◆ Aim
Update the lines starting at the one that contains "x-tick-label: 7月 — [237, 440, 257, 454]" and ending at the one that contains "bar-fy2023 — [562, 325, 576, 426]" by replacing "x-tick-label" with "month-label" and keeping everything else the same.

(Image element box records)
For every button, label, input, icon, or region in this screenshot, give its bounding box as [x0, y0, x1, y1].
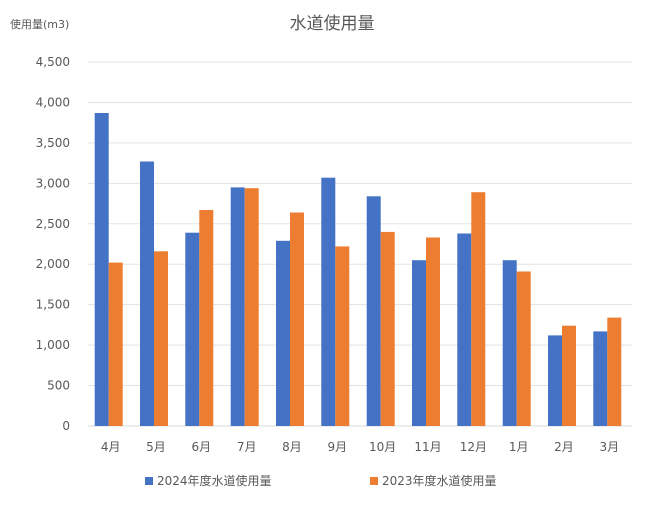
x-tick-label: 7月 — [237, 440, 257, 454]
x-tick-label: 11月 — [414, 440, 441, 454]
x-tick-label: 4月 — [101, 440, 121, 454]
x-tick-label: 9月 — [328, 440, 348, 454]
x-axis-ticks: 4月 5月 6月 7月 8月 9月 10月 11月 12月 1月 2月 3月 — [101, 440, 619, 454]
bar-fy2024 — [185, 232, 200, 426]
y-axis-ticks: 0 500 1,000 1,500 2,000 2,500 3,000 3,500 4,000 4… — [36, 55, 70, 433]
y-tick-label: 500 — [47, 379, 70, 393]
bar-fy2023 — [154, 251, 168, 426]
bar-fy2024 — [457, 233, 472, 426]
bar-fy2023 — [562, 325, 576, 426]
x-tick-label: 5月 — [146, 440, 166, 454]
x-tick-label: 12月 — [460, 440, 487, 454]
bar-fy2023 — [516, 271, 531, 426]
y-tick-label: 1,500 — [36, 298, 70, 312]
bar-fy2024 — [94, 113, 109, 426]
bar-fy2023 — [607, 317, 622, 426]
legend-swatch — [370, 477, 378, 485]
y-tick-label: 1,000 — [36, 338, 70, 352]
legend-swatch — [145, 477, 153, 485]
bar-fy2023 — [199, 210, 214, 426]
bar-fy2024 — [548, 335, 562, 426]
bar-fy2023 — [426, 237, 440, 426]
x-tick-label: 8月 — [282, 440, 302, 454]
bar-fy2024 — [366, 196, 381, 426]
x-tick-label: 10月 — [369, 440, 396, 454]
legend-label: 2024年度水道使用量 — [157, 473, 272, 488]
bar-series — [94, 113, 622, 426]
bar-fy2024 — [321, 177, 336, 426]
y-tick-label: 2,000 — [36, 257, 70, 271]
y-tick-label: 3,000 — [36, 176, 70, 190]
bar-fy2023 — [380, 231, 395, 426]
bar-fy2023 — [335, 246, 350, 426]
legend: 2024年度水道使用量 2023年度水道使用量 — [145, 473, 497, 488]
bar-fy2024 — [412, 260, 426, 426]
bar-fy2024 — [593, 331, 608, 426]
y-tick-label: 0 — [62, 419, 70, 433]
bar-fy2024 — [140, 161, 154, 426]
x-tick-label: 1月 — [509, 440, 529, 454]
bar-fy2024 — [276, 240, 290, 426]
bar-fy2023 — [471, 192, 486, 426]
x-tick-label: 2月 — [554, 440, 574, 454]
bar-fy2023 — [108, 262, 123, 426]
bar-fy2024 — [502, 260, 517, 426]
y-tick-label: 4,000 — [36, 95, 70, 109]
chart-title: 水道使用量 — [290, 13, 375, 34]
x-tick-label: 6月 — [192, 440, 212, 454]
legend-label: 2023年度水道使用量 — [382, 473, 497, 488]
gridlines — [88, 61, 632, 427]
y-tick-label: 2,500 — [36, 217, 70, 231]
y-tick-label: 3,500 — [36, 136, 70, 150]
x-tick-label: 3月 — [600, 440, 620, 454]
bar-fy2023 — [290, 212, 304, 426]
y-axis-label: 使用量(m3) — [10, 18, 69, 31]
y-tick-label: 4,500 — [36, 55, 70, 69]
bar-fy2023 — [244, 188, 259, 426]
bar-fy2024 — [230, 187, 245, 426]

◆ Solved exercise
month-label: 7月 — [237, 440, 257, 454]
month-label: 11月 — [414, 440, 441, 454]
month-label: 4月 — [101, 440, 121, 454]
month-label: 9月 — [328, 440, 348, 454]
x-axis-ticks: 4月 5月 6月 7月 8月 9月 10月 11月 12月 1月 2月 3月 — [101, 440, 619, 454]
bar-fy2024 — [185, 232, 200, 426]
y-axis-ticks: 0 500 1,000 1,500 2,000 2,500 3,000 3,500 4,000 4… — [36, 55, 70, 433]
y-tick-label: 500 — [47, 379, 70, 393]
bar-fy2023 — [154, 251, 168, 426]
bar-fy2024 — [457, 233, 472, 426]
bar-fy2023 — [562, 325, 576, 426]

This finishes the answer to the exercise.